Problem details> Every line of the listing must be reproduced as it stands. Leave the images behind.

Input records>
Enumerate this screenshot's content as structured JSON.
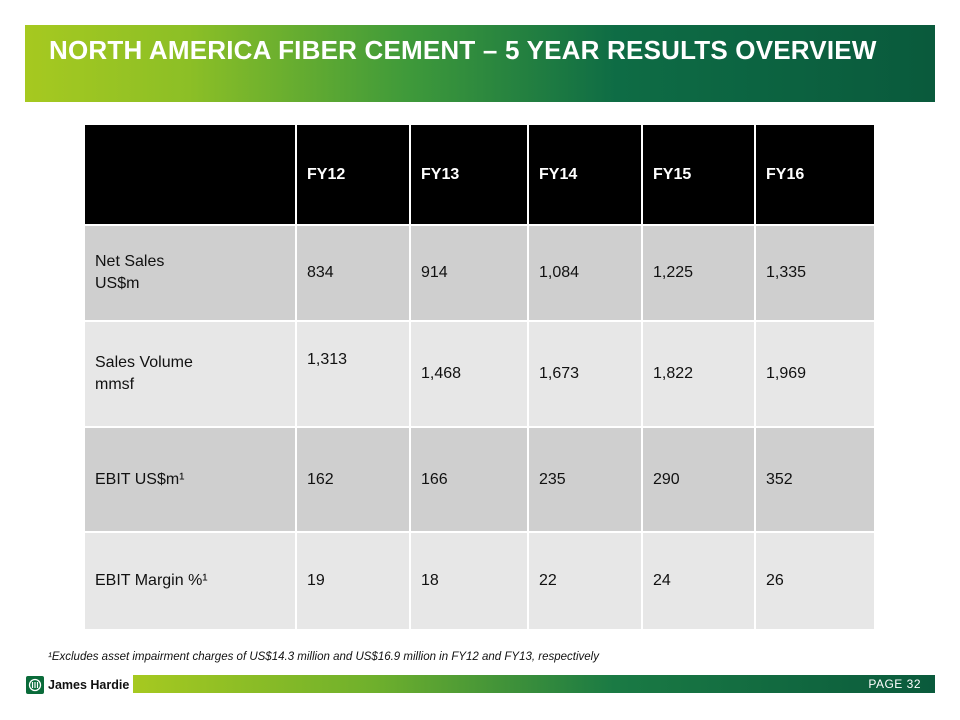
{
  "title": "NORTH AMERICA FIBER CEMENT – 5 YEAR RESULTS OVERVIEW",
  "table": {
    "corner": "",
    "headers": [
      "FY12",
      "FY13",
      "FY14",
      "FY15",
      "FY16"
    ],
    "rows": [
      {
        "label_line1": "Net Sales",
        "label_line2": "US$m",
        "values": [
          "834",
          "914",
          "1,084",
          "1,225",
          "1,335"
        ]
      },
      {
        "label_line1": "Sales Volume",
        "label_line2": "mmsf",
        "values": [
          "1,313",
          "1,468",
          "1,673",
          "1,822",
          "1,969"
        ]
      },
      {
        "label_line1": "EBIT US$m¹",
        "label_line2": "",
        "values": [
          "162",
          "166",
          "235",
          "290",
          "352"
        ]
      },
      {
        "label_line1": "EBIT Margin %¹",
        "label_line2": "",
        "values": [
          "19",
          "18",
          "22",
          "24",
          "26"
        ]
      }
    ]
  },
  "footnote": "¹Excludes asset impairment charges of US$14.3 million  and US$16.9 million  in FY12 and FY13, respectively",
  "footer": {
    "logo_icon": "james-hardie-logo-icon",
    "brand": "James Hardie",
    "page_label": "PAGE  32"
  },
  "colors": {
    "accent_green": "#0a6b3a",
    "lime": "#a6c920",
    "header_black": "#000000",
    "row_dark": "#cfcfcf",
    "row_light": "#e7e7e7"
  }
}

Solution for this problem>
Enumerate this screenshot's content as structured JSON.
{
  "title": "NORTH AMERICA FIBER CEMENT – 5 YEAR RESULTS OVERVIEW",
  "table": {
    "corner": "",
    "headers": [
      "FY12",
      "FY13",
      "FY14",
      "FY15",
      "FY16"
    ],
    "rows": [
      {
        "label_line1": "Net Sales",
        "label_line2": "US$m",
        "values": [
          "834",
          "914",
          "1,084",
          "1,225",
          "1,335"
        ]
      },
      {
        "label_line1": "Sales Volume",
        "label_line2": "mmsf",
        "values": [
          "1,313",
          "1,468",
          "1,673",
          "1,822",
          "1,969"
        ]
      },
      {
        "label_line1": "EBIT US$m¹",
        "label_line2": "",
        "values": [
          "162",
          "166",
          "235",
          "290",
          "352"
        ]
      },
      {
        "label_line1": "EBIT Margin %¹",
        "label_line2": "",
        "values": [
          "19",
          "18",
          "22",
          "24",
          "26"
        ]
      }
    ]
  },
  "footnote": "¹Excludes asset impairment charges of US$14.3 million  and US$16.9 million  in FY12 and FY13, respectively",
  "footer": {
    "logo_icon": "james-hardie-logo-icon",
    "brand": "James Hardie",
    "page_label": "PAGE  32"
  },
  "colors": {
    "accent_green": "#0a6b3a",
    "lime": "#a6c920",
    "header_black": "#000000",
    "row_dark": "#cfcfcf",
    "row_light": "#e7e7e7"
  }
}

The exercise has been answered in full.